7. COMMITMENTS AND CONTINGENCIES
Legal Loss Contingencies
IPALCO and IPL are involved in litigation arising in the normal course of business. While the results of such litigation cannot be predicted with certainty, management believes that the final outcome will not have a material adverse effect on IPALCO’s results of operations, financial condition and cash flows. Amounts accrued or expensed for legal or environmental contingencies collectively during the periods covered by this report have not been material to the Financial Statements.
Environmental Loss Contingencies
We are subject to various federal, state, regional and local environmental protection and health and safety laws and regulations governing, among other things, the generation, storage, handling, use, disposal and transportation of hazardous materials; the emission and discharge of hazardous and other materials into the environment; and the health and safety of our employees. These laws and regulations often require a lengthy and complex process of obtaining and renewing permits and other governmental authorizations from federal, state and local agencies. Violation of these laws, regulations or permits can result in substantial fines, other sanctions, permit revocation and/or facility shutdowns. We cannot assure that we have been or will be at all times in full compliance with such laws, regulations and permits.

◆ Collected data
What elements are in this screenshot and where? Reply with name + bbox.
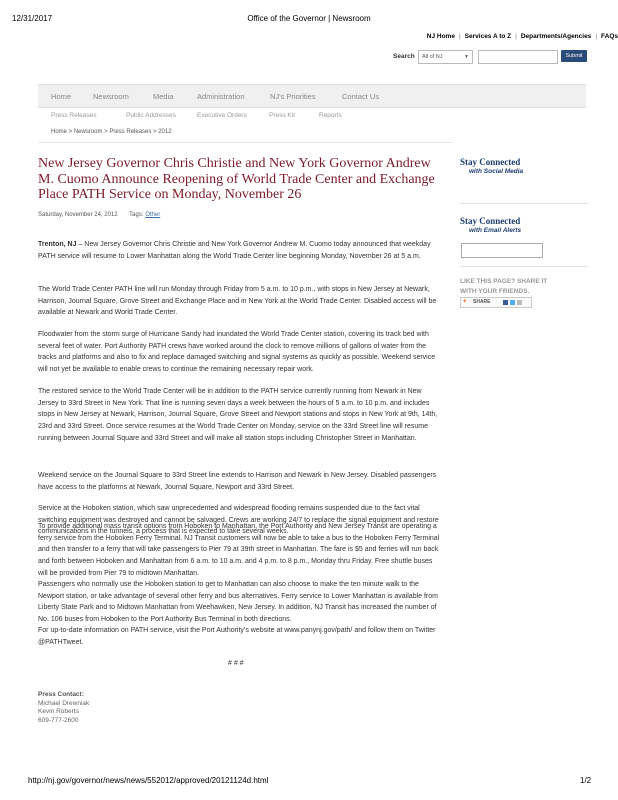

◆ To-do list
(1) Repeat everything in the contingencies text from "7. COMMITMENTS AND" down to "the Financial Statements.".
(2) List each possible result of violating the laws, regulations or permits that the contingencies text names.

◆ Responses
(1)
7. COMMITMENTS AND CONTINGENCIES
Legal Loss Contingencies
IPALCO and IPL are involved in litigation arising in the normal course of business. While the results of such litigation cannot be predicted with certainty, management believes that the final outcome will not have a material adverse effect on IPALCO’s results of operations, financial condition and cash flows. Amounts accrued or expensed for legal or environmental contingencies collectively during the periods covered by this report have not been material to the Financial Statements.

(2)
- Substantial fines
- Other sanctions
- Permit revocation
- Facility shutdowns